## Short task
You are to retype all of the data exactly as it appears.

## Supplied entries
____
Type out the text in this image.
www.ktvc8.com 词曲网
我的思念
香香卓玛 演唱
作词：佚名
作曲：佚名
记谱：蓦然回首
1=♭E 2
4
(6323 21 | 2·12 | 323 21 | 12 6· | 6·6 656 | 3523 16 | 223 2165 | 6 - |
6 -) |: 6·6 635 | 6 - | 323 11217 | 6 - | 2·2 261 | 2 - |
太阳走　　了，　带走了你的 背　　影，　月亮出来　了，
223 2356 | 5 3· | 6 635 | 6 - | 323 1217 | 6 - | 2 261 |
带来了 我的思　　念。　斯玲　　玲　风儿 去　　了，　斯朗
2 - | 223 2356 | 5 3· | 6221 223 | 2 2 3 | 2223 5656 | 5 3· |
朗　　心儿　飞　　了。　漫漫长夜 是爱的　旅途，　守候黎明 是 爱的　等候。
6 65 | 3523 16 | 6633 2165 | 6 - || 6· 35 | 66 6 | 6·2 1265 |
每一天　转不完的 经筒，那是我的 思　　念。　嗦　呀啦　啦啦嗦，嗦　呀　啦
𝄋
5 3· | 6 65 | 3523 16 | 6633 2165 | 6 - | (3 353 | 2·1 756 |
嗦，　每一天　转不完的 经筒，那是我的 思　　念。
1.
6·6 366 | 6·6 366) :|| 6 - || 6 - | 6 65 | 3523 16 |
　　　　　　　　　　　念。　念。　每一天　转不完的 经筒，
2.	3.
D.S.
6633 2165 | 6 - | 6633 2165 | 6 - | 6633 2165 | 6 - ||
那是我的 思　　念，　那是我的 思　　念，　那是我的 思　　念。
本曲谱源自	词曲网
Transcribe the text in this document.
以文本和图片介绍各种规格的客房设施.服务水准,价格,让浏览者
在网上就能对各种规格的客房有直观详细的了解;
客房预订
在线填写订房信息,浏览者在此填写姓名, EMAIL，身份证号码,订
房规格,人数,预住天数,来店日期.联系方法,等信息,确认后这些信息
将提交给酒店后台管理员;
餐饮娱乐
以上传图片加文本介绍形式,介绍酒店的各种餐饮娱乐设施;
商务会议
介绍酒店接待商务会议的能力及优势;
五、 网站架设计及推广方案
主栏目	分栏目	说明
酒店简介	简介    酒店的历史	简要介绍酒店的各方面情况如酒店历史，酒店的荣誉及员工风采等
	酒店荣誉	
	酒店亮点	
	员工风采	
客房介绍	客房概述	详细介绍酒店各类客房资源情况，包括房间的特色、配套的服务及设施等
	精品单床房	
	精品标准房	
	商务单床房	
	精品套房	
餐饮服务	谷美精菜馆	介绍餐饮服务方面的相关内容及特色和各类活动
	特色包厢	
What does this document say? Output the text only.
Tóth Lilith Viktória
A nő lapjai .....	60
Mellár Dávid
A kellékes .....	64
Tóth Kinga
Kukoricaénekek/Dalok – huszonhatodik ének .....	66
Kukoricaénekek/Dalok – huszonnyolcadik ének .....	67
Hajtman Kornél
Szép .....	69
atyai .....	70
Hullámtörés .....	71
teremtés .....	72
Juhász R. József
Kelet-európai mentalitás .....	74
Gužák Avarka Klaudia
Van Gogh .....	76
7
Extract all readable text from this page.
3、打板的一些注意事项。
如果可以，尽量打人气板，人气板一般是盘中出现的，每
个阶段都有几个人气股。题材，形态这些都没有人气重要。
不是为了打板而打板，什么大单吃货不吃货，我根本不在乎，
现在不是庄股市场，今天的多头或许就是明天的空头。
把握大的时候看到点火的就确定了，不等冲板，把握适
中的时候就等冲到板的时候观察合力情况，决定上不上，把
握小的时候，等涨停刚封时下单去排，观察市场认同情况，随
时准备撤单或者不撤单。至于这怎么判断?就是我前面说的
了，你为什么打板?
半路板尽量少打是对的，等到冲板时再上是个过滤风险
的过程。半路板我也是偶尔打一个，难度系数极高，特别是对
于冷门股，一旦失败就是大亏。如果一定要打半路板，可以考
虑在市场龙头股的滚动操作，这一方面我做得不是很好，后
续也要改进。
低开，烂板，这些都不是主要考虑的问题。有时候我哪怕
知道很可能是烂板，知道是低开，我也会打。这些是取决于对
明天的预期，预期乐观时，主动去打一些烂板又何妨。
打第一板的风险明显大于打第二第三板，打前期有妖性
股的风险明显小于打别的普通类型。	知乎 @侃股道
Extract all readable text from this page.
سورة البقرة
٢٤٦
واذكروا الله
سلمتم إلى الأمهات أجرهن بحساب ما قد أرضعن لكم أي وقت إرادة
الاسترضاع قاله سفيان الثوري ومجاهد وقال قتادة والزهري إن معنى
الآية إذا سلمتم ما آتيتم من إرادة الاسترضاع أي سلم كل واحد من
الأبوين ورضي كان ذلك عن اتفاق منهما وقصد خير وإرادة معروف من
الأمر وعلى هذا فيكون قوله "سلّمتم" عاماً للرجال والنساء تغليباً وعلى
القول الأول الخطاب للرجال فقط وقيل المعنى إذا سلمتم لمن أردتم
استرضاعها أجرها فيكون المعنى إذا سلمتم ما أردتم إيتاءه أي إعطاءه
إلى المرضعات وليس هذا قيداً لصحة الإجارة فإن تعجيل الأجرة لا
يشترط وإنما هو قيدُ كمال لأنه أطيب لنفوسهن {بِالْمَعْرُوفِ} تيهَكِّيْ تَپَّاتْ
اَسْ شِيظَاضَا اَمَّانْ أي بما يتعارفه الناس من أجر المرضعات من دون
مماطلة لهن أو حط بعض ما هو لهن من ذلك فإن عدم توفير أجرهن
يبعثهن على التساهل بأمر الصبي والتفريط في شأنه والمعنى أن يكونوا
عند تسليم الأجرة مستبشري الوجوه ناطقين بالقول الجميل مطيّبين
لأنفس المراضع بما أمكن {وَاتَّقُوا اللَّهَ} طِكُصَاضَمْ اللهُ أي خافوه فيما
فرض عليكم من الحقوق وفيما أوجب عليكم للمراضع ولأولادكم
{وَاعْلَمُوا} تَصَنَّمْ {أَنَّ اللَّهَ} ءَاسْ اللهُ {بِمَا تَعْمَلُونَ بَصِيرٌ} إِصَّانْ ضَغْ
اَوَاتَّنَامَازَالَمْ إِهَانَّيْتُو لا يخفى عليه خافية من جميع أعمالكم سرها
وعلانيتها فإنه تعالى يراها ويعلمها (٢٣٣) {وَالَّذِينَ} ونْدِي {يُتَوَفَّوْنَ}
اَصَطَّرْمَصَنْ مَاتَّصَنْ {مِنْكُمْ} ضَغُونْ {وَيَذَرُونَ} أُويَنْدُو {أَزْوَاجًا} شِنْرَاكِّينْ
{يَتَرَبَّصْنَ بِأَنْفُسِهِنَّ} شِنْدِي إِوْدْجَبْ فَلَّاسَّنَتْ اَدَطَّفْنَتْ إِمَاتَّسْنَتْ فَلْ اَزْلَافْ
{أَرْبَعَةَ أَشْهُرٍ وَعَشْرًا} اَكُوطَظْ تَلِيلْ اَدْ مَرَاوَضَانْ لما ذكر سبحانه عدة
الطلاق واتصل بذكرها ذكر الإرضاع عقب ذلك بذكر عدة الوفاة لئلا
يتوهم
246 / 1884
____
## Expected answer
Type out the text in this image.
www.ktvc8.com 词曲网
我的思念
香香卓玛 演唱
作词：佚名
作曲：佚名
记谱：蓦然回首
1=♭E 2
4
(6323 21 | 2·12 | 323 21 | 12 6· | 6·6 656 | 3523 16 | 223 2165 | 6 - |
6 -) |: 6·6 635 | 6 - | 323 11217 | 6 - | 2·2 261 | 2 - |
太阳走　　了，　带走了你的 背　　影，　月亮出来　了，
223 2356 | 5 3· | 6 635 | 6 - | 323 1217 | 6 - | 2 261 |
带来了 我的思　　念。　斯玲　　玲　风儿 去　　了，　斯朗
2 - | 223 2356 | 5 3· | 6221 223 | 2 2 3 | 2223 5656 | 5 3· |
朗　　心儿　飞　　了。　漫漫长夜 是爱的　旅途，　守候黎明 是 爱的　等候。
6 65 | 3523 16 | 6633 2165 | 6 - || 6· 35 | 66 6 | 6·2 1265 |
每一天　转不完的 经筒，那是我的 思　　念。　嗦　呀啦　啦啦嗦，嗦　呀　啦
𝄋
5 3· | 6 65 | 3523 16 | 6633 2165 | 6 - | (3 353 | 2·1 756 |
嗦，　每一天　转不完的 经筒，那是我的 思　　念。
1.
6·6 366 | 6·6 366) :|| 6 - || 6 - | 6 65 | 3523 16 |
　　　　　　　　　　　念。　念。　每一天　转不完的 经筒，
2.	3.
D.S.
6633 2165 | 6 - | 6633 2165 | 6 - | 6633 2165 | 6 - ||
那是我的 思　　念，　那是我的 思　　念，　那是我的 思　　念。
本曲谱源自	词曲网
Transcribe the text in this document.
以文本和图片介绍各种规格的客房设施.服务水准,价格,让浏览者
在网上就能对各种规格的客房有直观详细的了解;
客房预订
在线填写订房信息,浏览者在此填写姓名, EMAIL，身份证号码,订
房规格,人数,预住天数,来店日期.联系方法,等信息,确认后这些信息
将提交给酒店后台管理员;
餐饮娱乐
以上传图片加文本介绍形式,介绍酒店的各种餐饮娱乐设施;
商务会议
介绍酒店接待商务会议的能力及优势;
五、 网站架设计及推广方案
主栏目	分栏目	说明
酒店简介	简介    酒店的历史	简要介绍酒店的各方面情况如酒店历史，酒店的荣誉及员工风采等
	酒店荣誉	
	酒店亮点	
	员工风采	
客房介绍	客房概述	详细介绍酒店各类客房资源情况，包括房间的特色、配套的服务及设施等
	精品单床房	
	精品标准房	
	商务单床房	
	精品套房	
餐饮服务	谷美精菜馆	介绍餐饮服务方面的相关内容及特色和各类活动
	特色包厢	
What does this document say? Output the text only.
Tóth Lilith Viktória
A nő lapjai .....	60
Mellár Dávid
A kellékes .....	64
Tóth Kinga
Kukoricaénekek/Dalok – huszonhatodik ének .....	66
Kukoricaénekek/Dalok – huszonnyolcadik ének .....	67
Hajtman Kornél
Szép .....	69
atyai .....	70
Hullámtörés .....	71
teremtés .....	72
Juhász R. József
Kelet-európai mentalitás .....	74
Gužák Avarka Klaudia
Van Gogh .....	76
7
Extract all readable text from this page.
3、打板的一些注意事项。
如果可以，尽量打人气板，人气板一般是盘中出现的，每
个阶段都有几个人气股。题材，形态这些都没有人气重要。
不是为了打板而打板，什么大单吃货不吃货，我根本不在乎，
现在不是庄股市场，今天的多头或许就是明天的空头。
把握大的时候看到点火的就确定了，不等冲板，把握适
中的时候就等冲到板的时候观察合力情况，决定上不上，把
握小的时候，等涨停刚封时下单去排，观察市场认同情况，随
时准备撤单或者不撤单。至于这怎么判断?就是我前面说的
了，你为什么打板?
半路板尽量少打是对的，等到冲板时再上是个过滤风险
的过程。半路板我也是偶尔打一个，难度系数极高，特别是对
于冷门股，一旦失败就是大亏。如果一定要打半路板，可以考
虑在市场龙头股的滚动操作，这一方面我做得不是很好，后
续也要改进。
低开，烂板，这些都不是主要考虑的问题。有时候我哪怕
知道很可能是烂板，知道是低开，我也会打。这些是取决于对
明天的预期，预期乐观时，主动去打一些烂板又何妨。
打第一板的风险明显大于打第二第三板，打前期有妖性
股的风险明显小于打别的普通类型。	知乎 @侃股道
Extract all readable text from this page.
سورة البقرة
٢٤٦
واذكروا الله
سلمتم إلى الأمهات أجرهن بحساب ما قد أرضعن لكم أي وقت إرادة
الاسترضاع قاله سفيان الثوري ومجاهد وقال قتادة والزهري إن معنى
الآية إذا سلمتم ما آتيتم من إرادة الاسترضاع أي سلم كل واحد من
الأبوين ورضي كان ذلك عن اتفاق منهما وقصد خير وإرادة معروف من
الأمر وعلى هذا فيكون قوله "سلّمتم" عاماً للرجال والنساء تغليباً وعلى
القول الأول الخطاب للرجال فقط وقيل المعنى إذا سلمتم لمن أردتم
استرضاعها أجرها فيكون المعنى إذا سلمتم ما أردتم إيتاءه أي إعطاءه
إلى المرضعات وليس هذا قيداً لصحة الإجارة فإن تعجيل الأجرة لا
يشترط وإنما هو قيدُ كمال لأنه أطيب لنفوسهن {بِالْمَعْرُوفِ} تيهَكِّيْ تَپَّاتْ
اَسْ شِيظَاضَا اَمَّانْ أي بما يتعارفه الناس من أجر المرضعات من دون
مماطلة لهن أو حط بعض ما هو لهن من ذلك فإن عدم توفير أجرهن
يبعثهن على التساهل بأمر الصبي والتفريط في شأنه والمعنى أن يكونوا
عند تسليم الأجرة مستبشري الوجوه ناطقين بالقول الجميل مطيّبين
لأنفس المراضع بما أمكن {وَاتَّقُوا اللَّهَ} طِكُصَاضَمْ اللهُ أي خافوه فيما
فرض عليكم من الحقوق وفيما أوجب عليكم للمراضع ولأولادكم
{وَاعْلَمُوا} تَصَنَّمْ {أَنَّ اللَّهَ} ءَاسْ اللهُ {بِمَا تَعْمَلُونَ بَصِيرٌ} إِصَّانْ ضَغْ
اَوَاتَّنَامَازَالَمْ إِهَانَّيْتُو لا يخفى عليه خافية من جميع أعمالكم سرها
وعلانيتها فإنه تعالى يراها ويعلمها (٢٣٣) {وَالَّذِينَ} ونْدِي {يُتَوَفَّوْنَ}
اَصَطَّرْمَصَنْ مَاتَّصَنْ {مِنْكُمْ} ضَغُونْ {وَيَذَرُونَ} أُويَنْدُو {أَزْوَاجًا} شِنْرَاكِّينْ
{يَتَرَبَّصْنَ بِأَنْفُسِهِنَّ} شِنْدِي إِوْدْجَبْ فَلَّاسَّنَتْ اَدَطَّفْنَتْ إِمَاتَّسْنَتْ فَلْ اَزْلَافْ
{أَرْبَعَةَ أَشْهُرٍ وَعَشْرًا} اَكُوطَظْ تَلِيلْ اَدْ مَرَاوَضَانْ لما ذكر سبحانه عدة
الطلاق واتصل بذكرها ذكر الإرضاع عقب ذلك بذكر عدة الوفاة لئلا
يتوهم
246 / 1884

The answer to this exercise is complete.